Data for processing:
╭──

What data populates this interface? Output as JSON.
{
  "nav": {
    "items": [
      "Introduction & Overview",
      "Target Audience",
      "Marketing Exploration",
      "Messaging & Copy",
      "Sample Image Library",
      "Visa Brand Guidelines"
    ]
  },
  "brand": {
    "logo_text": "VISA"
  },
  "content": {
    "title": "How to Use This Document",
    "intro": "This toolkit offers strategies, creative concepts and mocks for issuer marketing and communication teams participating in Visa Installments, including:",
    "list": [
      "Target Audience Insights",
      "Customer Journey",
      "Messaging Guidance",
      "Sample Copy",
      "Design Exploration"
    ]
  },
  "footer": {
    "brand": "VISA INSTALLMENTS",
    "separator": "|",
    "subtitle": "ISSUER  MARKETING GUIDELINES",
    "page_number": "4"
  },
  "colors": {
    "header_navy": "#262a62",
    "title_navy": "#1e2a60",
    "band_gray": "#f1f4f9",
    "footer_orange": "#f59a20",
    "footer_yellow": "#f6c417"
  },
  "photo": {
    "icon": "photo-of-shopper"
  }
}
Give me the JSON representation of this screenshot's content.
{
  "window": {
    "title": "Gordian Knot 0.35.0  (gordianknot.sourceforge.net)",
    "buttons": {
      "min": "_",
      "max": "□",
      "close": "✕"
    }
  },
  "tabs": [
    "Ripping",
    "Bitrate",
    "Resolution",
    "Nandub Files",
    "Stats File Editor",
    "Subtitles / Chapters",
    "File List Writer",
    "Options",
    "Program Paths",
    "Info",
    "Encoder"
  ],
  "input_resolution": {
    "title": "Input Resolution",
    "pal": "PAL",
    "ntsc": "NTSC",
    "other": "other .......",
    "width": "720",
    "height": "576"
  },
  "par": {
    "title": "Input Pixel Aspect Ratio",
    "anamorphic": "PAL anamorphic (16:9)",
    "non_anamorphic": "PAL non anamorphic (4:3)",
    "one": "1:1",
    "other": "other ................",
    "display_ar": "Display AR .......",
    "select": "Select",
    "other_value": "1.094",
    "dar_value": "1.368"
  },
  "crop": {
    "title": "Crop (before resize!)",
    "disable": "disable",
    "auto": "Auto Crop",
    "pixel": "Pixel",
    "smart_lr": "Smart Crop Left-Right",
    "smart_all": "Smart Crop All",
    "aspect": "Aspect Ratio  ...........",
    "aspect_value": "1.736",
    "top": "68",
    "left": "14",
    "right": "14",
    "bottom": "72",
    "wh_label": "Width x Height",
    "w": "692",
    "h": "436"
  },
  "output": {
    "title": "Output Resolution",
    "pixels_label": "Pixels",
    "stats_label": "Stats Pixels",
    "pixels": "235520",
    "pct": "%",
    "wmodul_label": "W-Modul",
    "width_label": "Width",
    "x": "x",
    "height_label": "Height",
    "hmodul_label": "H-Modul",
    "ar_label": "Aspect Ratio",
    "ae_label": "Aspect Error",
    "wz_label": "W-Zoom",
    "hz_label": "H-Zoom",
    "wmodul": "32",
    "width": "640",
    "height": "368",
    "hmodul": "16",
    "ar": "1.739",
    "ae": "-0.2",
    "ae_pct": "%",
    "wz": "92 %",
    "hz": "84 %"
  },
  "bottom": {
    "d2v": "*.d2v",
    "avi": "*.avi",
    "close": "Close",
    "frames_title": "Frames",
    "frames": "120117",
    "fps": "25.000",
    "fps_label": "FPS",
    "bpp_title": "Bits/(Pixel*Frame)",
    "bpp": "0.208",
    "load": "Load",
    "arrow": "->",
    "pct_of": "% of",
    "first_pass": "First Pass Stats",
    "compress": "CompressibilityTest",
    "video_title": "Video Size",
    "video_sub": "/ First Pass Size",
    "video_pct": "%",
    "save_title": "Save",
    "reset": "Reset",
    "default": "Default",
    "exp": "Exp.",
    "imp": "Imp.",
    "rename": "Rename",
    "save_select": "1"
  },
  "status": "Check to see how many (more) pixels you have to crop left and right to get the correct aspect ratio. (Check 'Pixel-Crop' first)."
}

╰──

Exercise details: Make an exact copy of every entry.

Solution for this problem:
What data populates this interface? Output as JSON.
{
  "nav": {
    "items": [
      "Introduction & Overview",
      "Target Audience",
      "Marketing Exploration",
      "Messaging & Copy",
      "Sample Image Library",
      "Visa Brand Guidelines"
    ]
  },
  "brand": {
    "logo_text": "VISA"
  },
  "content": {
    "title": "How to Use This Document",
    "intro": "This toolkit offers strategies, creative concepts and mocks for issuer marketing and communication teams participating in Visa Installments, including:",
    "list": [
      "Target Audience Insights",
      "Customer Journey",
      "Messaging Guidance",
      "Sample Copy",
      "Design Exploration"
    ]
  },
  "footer": {
    "brand": "VISA INSTALLMENTS",
    "separator": "|",
    "subtitle": "ISSUER  MARKETING GUIDELINES",
    "page_number": "4"
  },
  "colors": {
    "header_navy": "#262a62",
    "title_navy": "#1e2a60",
    "band_gray": "#f1f4f9",
    "footer_orange": "#f59a20",
    "footer_yellow": "#f6c417"
  },
  "photo": {
    "icon": "photo-of-shopper"
  }
}
Give me the JSON representation of this screenshot's content.
{
  "window": {
    "title": "Gordian Knot 0.35.0  (gordianknot.sourceforge.net)",
    "buttons": {
      "min": "_",
      "max": "□",
      "close": "✕"
    }
  },
  "tabs": [
    "Ripping",
    "Bitrate",
    "Resolution",
    "Nandub Files",
    "Stats File Editor",
    "Subtitles / Chapters",
    "File List Writer",
    "Options",
    "Program Paths",
    "Info",
    "Encoder"
  ],
  "input_resolution": {
    "title": "Input Resolution",
    "pal": "PAL",
    "ntsc": "NTSC",
    "other": "other .......",
    "width": "720",
    "height": "576"
  },
  "par": {
    "title": "Input Pixel Aspect Ratio",
    "anamorphic": "PAL anamorphic (16:9)",
    "non_anamorphic": "PAL non anamorphic (4:3)",
    "one": "1:1",
    "other": "other ................",
    "display_ar": "Display AR .......",
    "select": "Select",
    "other_value": "1.094",
    "dar_value": "1.368"
  },
  "crop": {
    "title": "Crop (before resize!)",
    "disable": "disable",
    "auto": "Auto Crop",
    "pixel": "Pixel",
    "smart_lr": "Smart Crop Left-Right",
    "smart_all": "Smart Crop All",
    "aspect": "Aspect Ratio  ...........",
    "aspect_value": "1.736",
    "top": "68",
    "left": "14",
    "right": "14",
    "bottom": "72",
    "wh_label": "Width x Height",
    "w": "692",
    "h": "436"
  },
  "output": {
    "title": "Output Resolution",
    "pixels_label": "Pixels",
    "stats_label": "Stats Pixels",
    "pixels": "235520",
    "pct": "%",
    "wmodul_label": "W-Modul",
    "width_label": "Width",
    "x": "x",
    "height_label": "Height",
    "hmodul_label": "H-Modul",
    "ar_label": "Aspect Ratio",
    "ae_label": "Aspect Error",
    "wz_label": "W-Zoom",
    "hz_label": "H-Zoom",
    "wmodul": "32",
    "width": "640",
    "height": "368",
    "hmodul": "16",
    "ar": "1.739",
    "ae": "-0.2",
    "ae_pct": "%",
    "wz": "92 %",
    "hz": "84 %"
  },
  "bottom": {
    "d2v": "*.d2v",
    "avi": "*.avi",
    "close": "Close",
    "frames_title": "Frames",
    "frames": "120117",
    "fps": "25.000",
    "fps_label": "FPS",
    "bpp_title": "Bits/(Pixel*Frame)",
    "bpp": "0.208",
    "load": "Load",
    "arrow": "->",
    "pct_of": "% of",
    "first_pass": "First Pass Stats",
    "compress": "CompressibilityTest",
    "video_title": "Video Size",
    "video_sub": "/ First Pass Size",
    "video_pct": "%",
    "save_title": "Save",
    "reset": "Reset",
    "default": "Default",
    "exp": "Exp.",
    "imp": "Imp.",
    "rename": "Rename",
    "save_select": "1"
  },
  "status": "Check to see how many (more) pixels you have to crop left and right to get the correct aspect ratio. (Check 'Pixel-Crop' first)."
}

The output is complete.